# SET TASKS
a) Answer these questions using the commit diff below:
(i) In compiler.h, what new name does the diff give to the function "eeGetArgAlignment"?
(ii) In ee_il_dll.cpp, which variable replaces "argSizeWithPadding" as the value returned?
(iii) Who is listed as the committer?
b) Carry on the commit diff on the ARM32 stack offset fix past its last line shown.

*** SOURCE DOCUMENT

Fix early stack offset and size computations for ARM32 with FEATURE_FASTTAILCALL...

author Jakob Botsch Nielsen <Jakob.botsch.nielsen@gmail.com>

Wed, 9 Mar 2022 12:59:09 +0000 (13:59 +0100)

committer GitHub <noreply@github.com>

Wed, 9 Mar 2022 12:59:09 +0000 (13:59 +0100)
author Jakob Botsch Nielsen <Jakob.botsch.nielsen@gmail.com>
Wed, 9 Mar 2022 12:59:09 +0000 (13:59 +0100)
committer GitHub <noreply@github.com>
Wed, 9 Mar 2022 12:59:09 +0000 (13:59 +0100)
diff --git a/src/coreclr/jit/compiler.h b/src/coreclr/jit/compiler.h

index dc8bb8f..1d5cb42 100644 (file)
--- a/src/coreclr/jit/compiler.h
+++ b/src/coreclr/jit/compiler.h
@@ -8215,7 +8215,7 @@ public:
      CORINFO_CLASS_HANDLE eeGetArgClass(CORINFO_SIG_INFO* sig, CORINFO_ARG_LIST_HANDLE list);
      CORINFO_CLASS_HANDLE eeGetClassFromContext(CORINFO_CONTEXT_HANDLE context);
      unsigned eeGetArgSize(CORINFO_ARG_LIST_HANDLE list, CORINFO_SIG_INFO* sig);
-    static unsigned eeGetArgAlignment(var_types type, bool isFloatHfa);
+    static unsigned eeGetArgSizeAlignment(var_types type, bool isFloatHfa);
  
      // VOM info, method sigs
  
diff --git a/src/coreclr/jit/ee_il_dll.cpp b/src/coreclr/jit/ee_il_dll.cpp

index 2ec2c71..3c184c9 100644 (file)
--- a/src/coreclr/jit/ee_il_dll.cpp
+++ b/src/coreclr/jit/ee_il_dll.cpp
@@ -456,30 +456,36 @@ unsigned Compiler::eeGetArgSize(CORINFO_ARG_LIST_HANDLE list, CORINFO_SIG_INFO*
      {
          argSize = genTypeSize(argType);
      }
-    const unsigned argAlignment       = eeGetArgAlignment(argType, (hfaType == TYP_FLOAT));
-    const unsigned argSizeWithPadding = roundUp(argSize, argAlignment);
-    return argSizeWithPadding;
+
+    const unsigned argSizeAlignment = eeGetArgSizeAlignment(argType, (hfaType == TYP_FLOAT));
+    const unsigned alignedArgSize   = roundUp(argSize, argSizeAlignment);
+    return alignedArgSize;
  
  #endif
  }
  
  //------------------------------------------------------------------------
-// eeGetArgAlignment: Return arg passing alignment for the given type.

******
*** MATERIAL

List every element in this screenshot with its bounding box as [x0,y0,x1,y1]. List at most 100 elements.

******

# ANSWERS BY TASK
a)
(i) eeGetArgSizeAlignment
(ii) alignedArgSize
(iii) GitHub <noreply@github.com>

b)
+// eeGetArgSizeAlignment: Return alignment for an argument size.
  //
  // Arguments:
  //   type - the argument type
  //   isFloatHfa - is it an HFA<float> type
  //
  // Return value:
-//   the required alignment in bytes.
+//   the required argument size alignment in bytes.
  //
  // Notes:
-//   It currently doesn't return smaller than required alignment for arm32 (4 bytes for double and int64)
-//   but it does not lead to issues because its alignment requirements are satisfied in other code parts.
-//   TODO: fix this function and delete the other code that is handling this.
+//   Usually values passed on the stack are aligned to stack slot (i.e. pointer size), except for
+//   on macOS ARM ABI that allows packing multiple args into a single stack slot.
+//
+//   The arg size alignment can be different from the normal alignment. One
+//   example is on arm32 where a struct containing a double and float can
+//   explicitly have size 12 but with alignment 8, in which case the size is
+//   aligned to 4 (the stack slot size) while frame layout must still handle
+//   aligning the argument to 8.
  //
  // static
-unsigned Compiler::eeGetArgAlignment(var_types type, bool isFloatHfa)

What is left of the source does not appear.